TASK GOAL: Find how many lines contain "халықаралық" and state only that number.

---- DATA PROVIDED

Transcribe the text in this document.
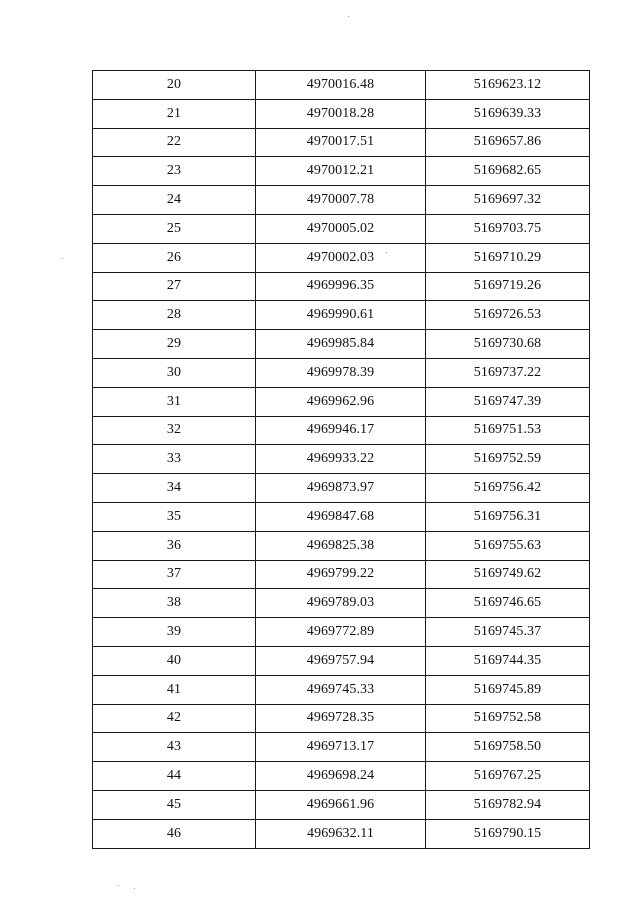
20	4970016.48	5169623.12
21	4970018.28	5169639.33
22	4970017.51	5169657.86
23	4970012.21	5169682.65
24	4970007.78	5169697.32
25	4970005.02	5169703.75
26	4970002.03	5169710.29
27	4969996.35	5169719.26
28	4969990.61	5169726.53
29	4969985.84	5169730.68
30	4969978.39	5169737.22
31	4969962.96	5169747.39
32	4969946.17	5169751.53
33	4969933.22	5169752.59
34	4969873.97	5169756.42
35	4969847.68	5169756.31
36	4969825.38	5169755.63
37	4969799.22	5169749.62
38	4969789.03	5169746.65
39	4969772.89	5169745.37
40	4969757.94	5169744.35
41	4969745.33	5169745.89
42	4969728.35	5169752.58
43	4969713.17	5169758.50
44	4969698.24	5169767.25
45	4969661.96	5169782.94
46	4969632.11	5169790.15
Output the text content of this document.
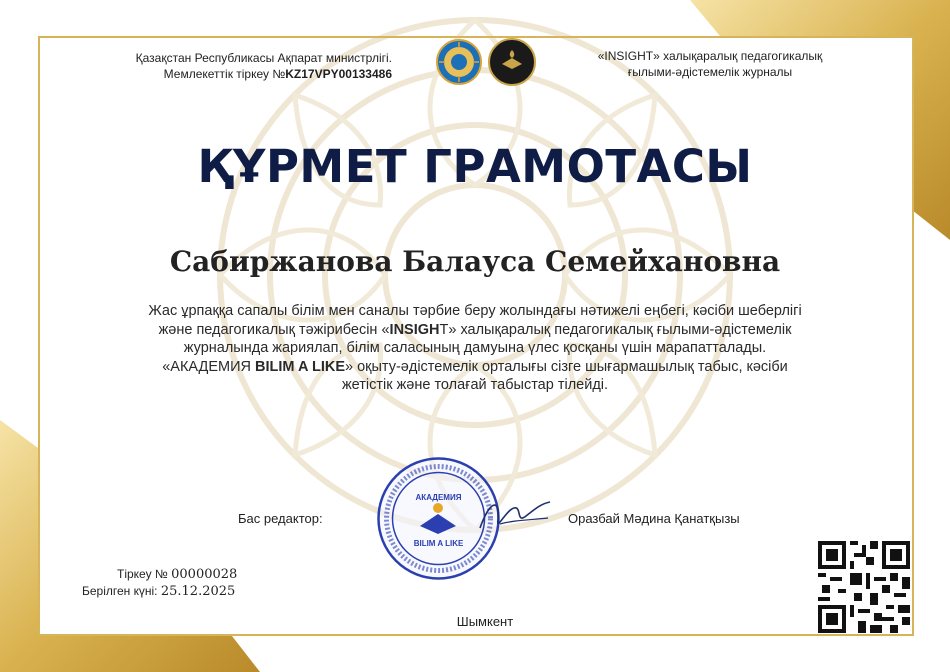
Қазақстан Республикасы Ақпарат министрлігі.
Мемлекеттік тіркеу №KZ17VPY00133486
«INSIGHT» халықаралық педагогикалық
ғылыми-әдістемелік журналы
ҚҰРМЕТ ГРАМОТАСЫ
Сабиржанова Балауса Семейхановна
Жас ұрпаққа сапалы білім мен саналы тәрбие беру жолындағы нәтижелі еңбегі, кәсіби шеберлігі
және педагогикалық тәжірибесін «INSIGHT» халықаралық педагогикалық ғылыми-әдістемелік
журналында жариялап, білім саласының дамуына үлес қосқаны үшін марапатталады.
«АКАДЕМИЯ BILIM A LIKE» оқыту-әдістемелік орталығы сізге шығармашылық табыс, кәсіби
жетістік және толағай табыстар тілейді.
Бас редактор:
АКАДЕМИЯ
BILIM A LIKE
Оразбай Мәдина Қанатқызы
Тіркеу № 00000028
Берілген күні: 25.12.2025
Шымкент
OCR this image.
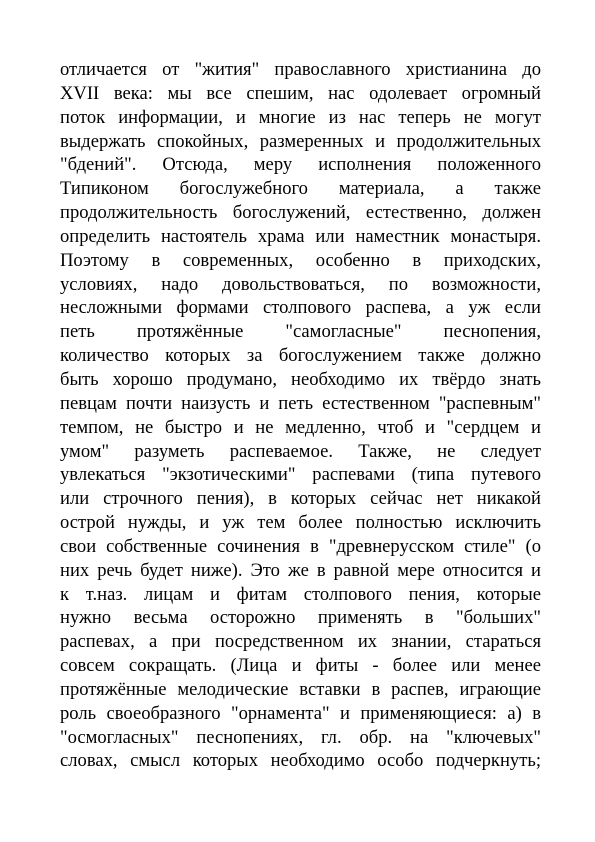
отличается от "жития" православного христианина до
XVII века: мы все спешим, нас одолевает огромный
поток информации, и многие из нас теперь не могут
выдержать спокойных, размеренных и продолжительных
"бдений". Отсюда, меру исполнения положенного
Типиконом богослужебного материала, а также
продолжительность богослужений, естественно, должен
определить настоятель храма или наместник монастыря.
Поэтому в современных, особенно в приходских,
условиях, надо довольствоваться, по возможности,
несложными формами столпового распева, а уж если
петь протяжённые "самогласные" песнопения,
количество которых за богослужением также должно
быть хорошо продумано, необходимо их твёрдо знать
певцам почти наизусть и петь естественном "распевным"
темпом, не быстро и не медленно, чтоб и "сердцем и
умом" разуметь распеваемое. Также, не следует
увлекаться "экзотическими" распевами (типа путевого
или строчного пения), в которых сейчас нет никакой
острой нужды, и уж тем более полностью исключить
свои собственные сочинения в "древнерусском стиле" (о
них речь будет ниже). Это же в равной мере относится и
к т.наз. лицам и фитам столпового пения, которые
нужно весьма осторожно применять в "больших"
распевах, а при посредственном их знании, стараться
совсем сокращать. (Лица и фиты - более или менее
протяжённые мелодические вставки в распев, играющие
роль своеобразного "орнамента" и применяющиеся: а) в
"осмогласных" песнопениях, гл. обр. на "ключевых"
словах, смысл которых необходимо особо подчеркнуть;
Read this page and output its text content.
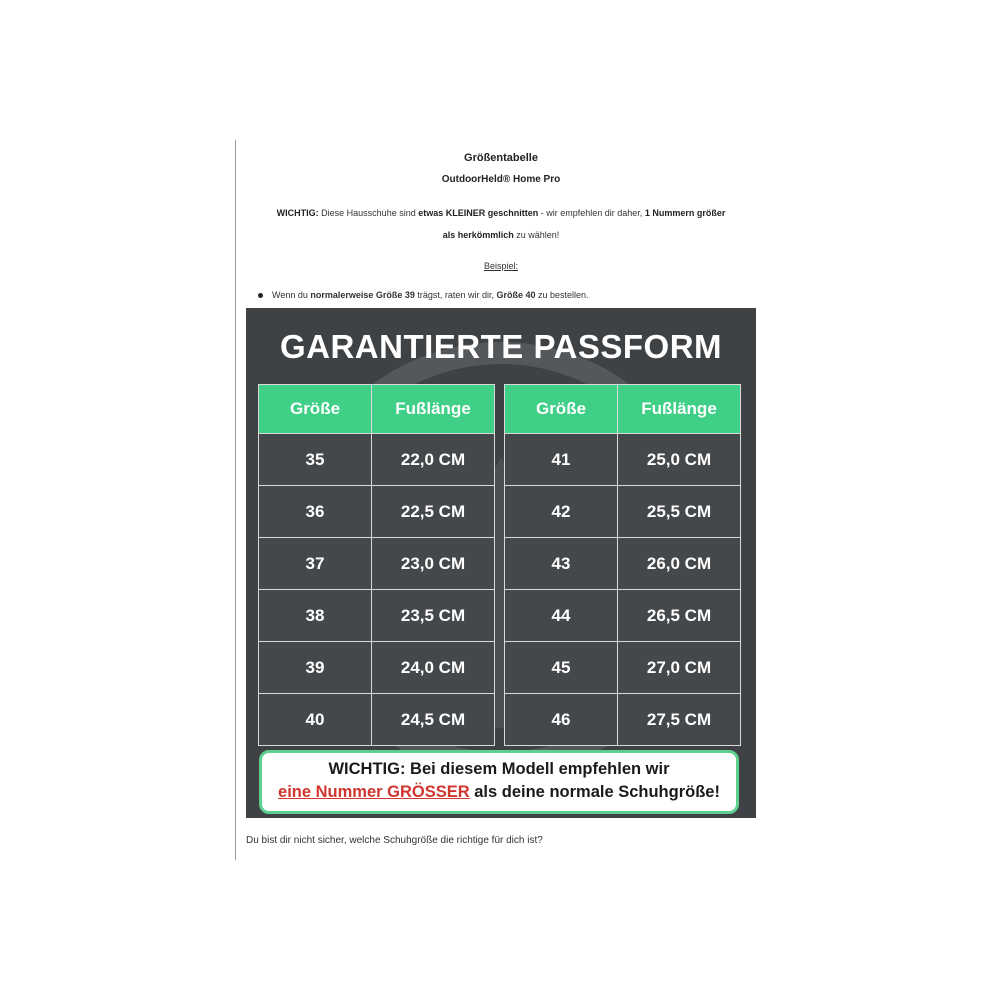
Größentabelle
OutdoorHeld® Home Pro
WICHTIG: Diese Hausschuhe sind etwas KLEINER geschnitten - wir empfehlen dir daher, 1 Nummern größer
als herkömmlich zu wählen!
Beispiel:
Wenn du normalerweise Größe 39 trägst, raten wir dir, Größe 40 zu bestellen.
GARANTIERTE PASSFORM
Größe	Fußlänge
35	22,0 CM
36	22,5 CM
37	23,0 CM
38	23,5 CM
39	24,0 CM
40	24,5 CM
Größe	Fußlänge
41	25,0 CM
42	25,5 CM
43	26,0 CM
44	26,5 CM
45	27,0 CM
46	27,5 CM
WICHTIG: Bei diesem Modell empfehlen wir
eine Nummer GRÖSSER als deine normale Schuhgröße!
Du bist dir nicht sicher, welche Schuhgröße die richtige für dich ist?
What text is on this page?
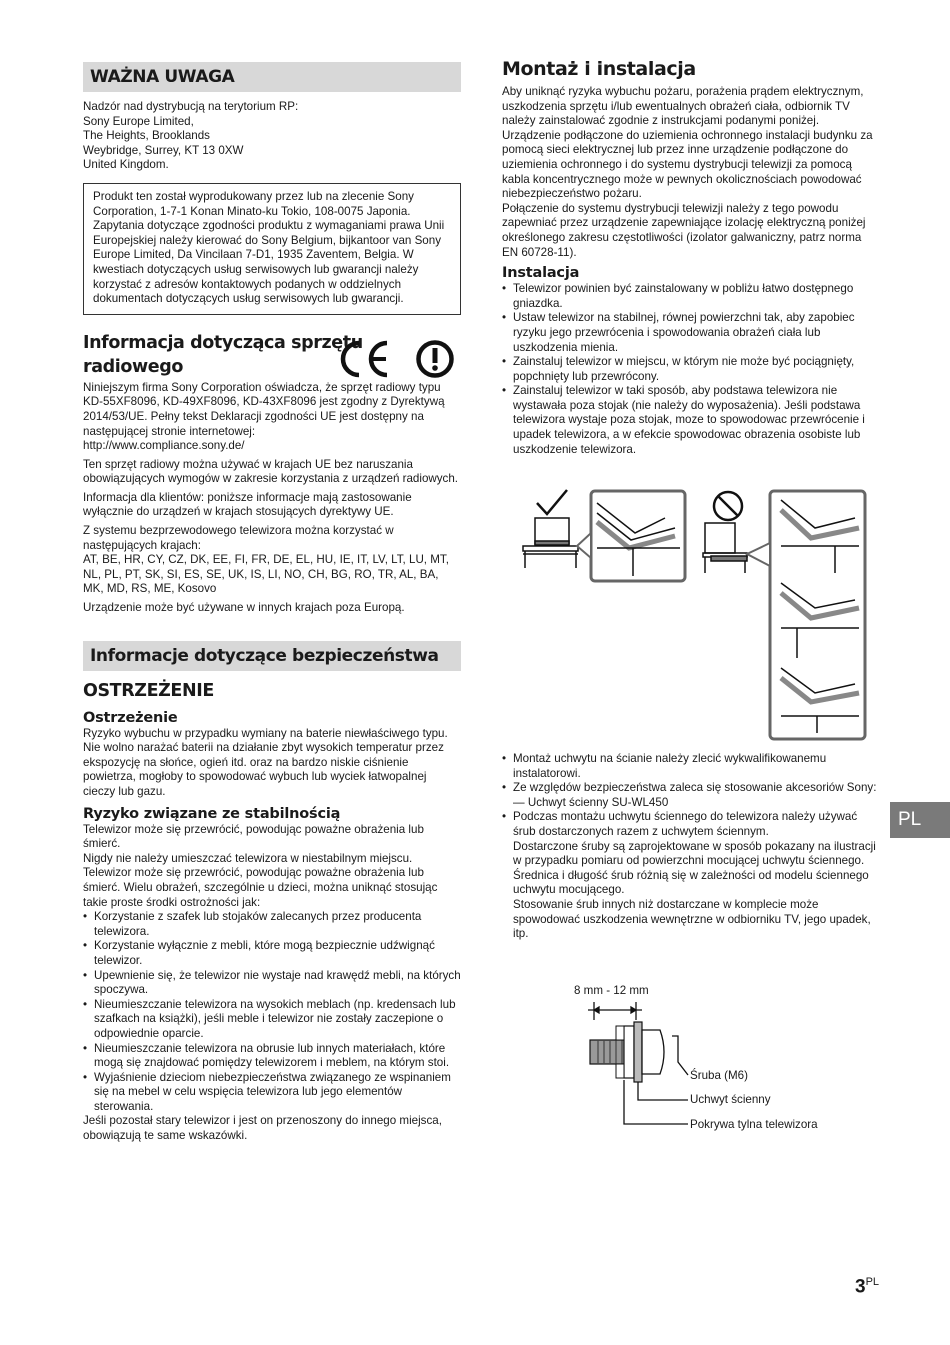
WAŻNA UWAGA

Nadzór nad dystrybucją na terytorium RP:

Sony Europe Limited,

The Heights, Brooklands

Weybridge, Surrey, KT 13 0XW

United Kingdom.

Produkt ten został wyprodukowany przez lub na zlecenie Sony Corporation, 1-7-1 Konan Minato-ku Tokio, 108-0075 Japonia. Zapytania dotyczące zgodności produktu z wymaganiami prawa Unii Europejskiej należy kierować do Sony Belgium, bijkantoor van Sony Europe Limited, Da Vincilaan 7-D1, 1935 Zaventem, Belgia. W kwestiach dotyczących usług serwisowych lub gwarancji należy korzystać z adresów kontaktowych podanych w oddzielnych dokumentach dotyczących usług serwisowych lub gwarancji.

Informacja dotycząca sprzętu
radiowego

Niniejszym firma Sony Corporation oświadcza, że sprzęt radiowy typu KD-55XF8096, KD-49XF8096, KD-43XF8096 jest zgodny z Dyrektywą 2014/53/UE. Pełny tekst Deklaracji zgodności UE jest dostępny na następującej stronie internetowej:

http://www.compliance.sony.de/

Ten sprzęt radiowy można używać w krajach UE bez naruszania obowiązujących wymogów w zakresie korzystania z urządzeń radiowych.

Informacja dla klientów: poniższe informacje mają zastosowanie wyłącznie do urządzeń w krajach stosujących dyrektywy UE.

Z systemu bezprzewodowego telewizora można korzystać w następujących krajach:

AT, BE, HR, CY, CZ, DK, EE, FI, FR, DE, EL, HU, IE, IT, LV, LT, LU, MT, NL, PL, PT, SK, SI, ES, SE, UK, IS, LI, NO, CH, BG, RO, TR, AL, BA, MK, MD, RS, ME, Kosovo

Urządzenie może być używane w innych krajach poza Europą.

Informacje dotyczące bezpieczeństwa
OSTRZEŻENIE
Ostrzeżenie

Ryzyko wybuchu w przypadku wymiany na baterie niewłaściwego typu.

Nie wolno narażać baterii na działanie zbyt wysokich temperatur przez ekspozycję na słońce, ogień itd. oraz na bardzo niskie ciśnienie powietrza, mogłoby to spowodować wybuch lub wyciek łatwopalnej cieczy lub gazu.

Ryzyko związane ze stabilnością

Telewizor może się przewrócić, powodując poważne obrażenia lub śmierć.

Nigdy nie należy umieszczać telewizora w niestabilnym miejscu. Telewizor może się przewrócić, powodując poważne obrażenia lub śmierć. Wielu obrażeń, szczególnie u dzieci, można uniknąć stosując takie proste środki ostrożności jak:

• Korzystanie z szafek lub stojaków zalecanych przez producenta telewizora.
• Korzystanie wyłącznie z mebli, które mogą bezpiecznie udźwignąć telewizor.
• Upewnienie się, że telewizor nie wystaje nad krawędź mebli, na których spoczywa.
• Nieumieszczanie telewizora na wysokich meblach (np. kredensach lub szafkach na książki), jeśli meble i telewizor nie zostały zaczepione o odpowiednie oparcie.
• Nieumieszczanie telewizora na obrusie lub innych materiałach, które mogą się znajdować pomiędzy telewizorem i meblem, na którym stoi.
• Wyjaśnienie dzieciom niebezpieczeństwa związanego ze wspinaniem się na mebel w celu wspięcia telewizora lub jego elementów sterowania.

Jeśli pozostał stary telewizor i jest on przenoszony do innego miejsca, obowiązują te same wskazówki.

Montaż i instalacja

Aby uniknąć ryzyka wybuchu pożaru, porażenia prądem elektrycznym, uszkodzenia sprzętu i/lub ewentualnych obrażeń ciała, odbiornik TV należy zainstalować zgodnie z instrukcjami podanymi poniżej.

Urządzenie podłączone do uziemienia ochronnego instalacji budynku za pomocą sieci elektrycznej lub przez inne urządzenie podłączone do uziemienia ochronnego i do systemu dystrybucji telewizji za pomocą kabla koncentrycznego może w pewnych okolicznościach powodować niebezpieczeństwo pożaru.

Połączenie do systemu dystrybucji telewizji należy z tego powodu zapewniać przez urządzenie zapewniające izolację elektryczną poniżej określonego zakresu częstotliwości (izolator galwaniczny, patrz norma EN 60728-11).

Instalacja
• Telewizor powinien być zainstalowany w pobliżu łatwo dostępnego gniazdka.
• Ustaw telewizor na stabilnej, równej powierzchni tak, aby zapobiec ryzyku jego przewrócenia i spowodowania obrażeń ciała lub uszkodzenia mienia.
• Zainstaluj telewizor w miejscu, w którym nie może być pociągnięty, popchnięty lub przewrócony.
• Zainstaluj telewizor w taki sposób, aby podstawa telewizora nie wystawała poza stojak (nie należy do wyposażenia). Jeśli podstawa telewizora wystaje poza stojak, moze to spowodowac przewrócenie i upadek telewizora, a w efekcie spowodowac obrazenia osobiste lub uszkodzenie telewizora.
• Montaż uchwytu na ścianie należy zlecić wykwalifikowanemu instalatorowi.
• Ze względów bezpieczeństwa zaleca się stosowanie akcesoriów Sony:

— Uchwyt ścienny SU-WL450

• Podczas montażu uchwytu ściennego do telewizora należy używać śrub dostarczonych razem z uchwytem ściennym.

Dostarczone śruby są zaprojektowane w sposób pokazany na ilustracji w przypadku pomiaru od powierzchni mocującej uchwytu ściennego.

Średnica i długość śrub różnią się w zależności od modelu ściennego uchwytu mocującego.

Stosowanie śrub innych niż dostarczane w komplecie może spowodować uszkodzenia wewnętrzne w odbiorniku TV, jego upadek, itp.

8 mm - 12 mm
Śruba (M6)
Uchwyt ścienny
Pokrywa tylna telewizora
PL
$3^{PL}$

--------

REPLY TO THE TASK: 2